Exercise>
Find how many lines of the listing include the string "stimuli", and report only that figure.

Provided information>
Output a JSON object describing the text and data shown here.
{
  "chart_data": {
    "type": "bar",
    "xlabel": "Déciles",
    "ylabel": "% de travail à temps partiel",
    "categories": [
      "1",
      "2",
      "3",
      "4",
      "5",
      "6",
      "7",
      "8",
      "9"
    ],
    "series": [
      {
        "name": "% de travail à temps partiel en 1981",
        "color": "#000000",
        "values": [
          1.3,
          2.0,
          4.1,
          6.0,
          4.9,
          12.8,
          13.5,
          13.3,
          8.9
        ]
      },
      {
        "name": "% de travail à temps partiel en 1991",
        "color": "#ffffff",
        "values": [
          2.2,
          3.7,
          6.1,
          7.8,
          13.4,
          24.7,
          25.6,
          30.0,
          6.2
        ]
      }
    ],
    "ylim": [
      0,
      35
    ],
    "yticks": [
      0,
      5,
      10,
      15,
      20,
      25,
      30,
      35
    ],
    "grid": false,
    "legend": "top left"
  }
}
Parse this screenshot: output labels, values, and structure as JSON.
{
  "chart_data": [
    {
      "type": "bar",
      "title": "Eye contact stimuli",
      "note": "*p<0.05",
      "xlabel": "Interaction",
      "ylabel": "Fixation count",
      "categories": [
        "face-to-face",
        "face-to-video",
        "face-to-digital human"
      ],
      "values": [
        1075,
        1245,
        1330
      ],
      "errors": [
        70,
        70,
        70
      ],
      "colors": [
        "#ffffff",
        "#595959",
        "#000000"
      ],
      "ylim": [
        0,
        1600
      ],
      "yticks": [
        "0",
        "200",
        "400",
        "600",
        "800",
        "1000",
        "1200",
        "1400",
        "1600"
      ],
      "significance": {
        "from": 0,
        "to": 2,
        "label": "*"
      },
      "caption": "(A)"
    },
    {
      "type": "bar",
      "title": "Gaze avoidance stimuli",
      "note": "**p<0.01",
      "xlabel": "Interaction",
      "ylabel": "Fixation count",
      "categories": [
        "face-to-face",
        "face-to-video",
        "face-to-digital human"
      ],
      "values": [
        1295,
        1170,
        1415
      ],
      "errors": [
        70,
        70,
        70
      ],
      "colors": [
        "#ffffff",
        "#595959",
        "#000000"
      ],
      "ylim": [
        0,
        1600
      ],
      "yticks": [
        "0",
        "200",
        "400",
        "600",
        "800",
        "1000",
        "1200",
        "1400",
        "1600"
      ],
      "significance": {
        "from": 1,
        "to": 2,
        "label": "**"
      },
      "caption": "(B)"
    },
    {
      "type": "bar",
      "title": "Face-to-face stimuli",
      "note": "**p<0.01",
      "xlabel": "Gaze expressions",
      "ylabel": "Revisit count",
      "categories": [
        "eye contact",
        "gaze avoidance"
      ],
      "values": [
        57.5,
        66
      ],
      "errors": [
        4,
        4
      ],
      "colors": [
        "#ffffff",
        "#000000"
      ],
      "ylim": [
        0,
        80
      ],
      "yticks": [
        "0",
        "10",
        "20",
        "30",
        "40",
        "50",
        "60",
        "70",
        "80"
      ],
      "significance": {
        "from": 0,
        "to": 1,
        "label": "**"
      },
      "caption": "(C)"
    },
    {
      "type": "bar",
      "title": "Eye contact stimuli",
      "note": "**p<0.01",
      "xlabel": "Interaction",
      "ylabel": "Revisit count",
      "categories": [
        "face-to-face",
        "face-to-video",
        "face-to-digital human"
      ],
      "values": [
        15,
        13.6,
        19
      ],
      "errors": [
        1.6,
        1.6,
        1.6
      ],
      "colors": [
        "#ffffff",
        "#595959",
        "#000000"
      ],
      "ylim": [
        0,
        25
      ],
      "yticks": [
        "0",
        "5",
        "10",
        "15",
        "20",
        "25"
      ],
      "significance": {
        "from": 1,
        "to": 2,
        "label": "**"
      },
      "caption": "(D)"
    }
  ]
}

Answer for this exercise>
4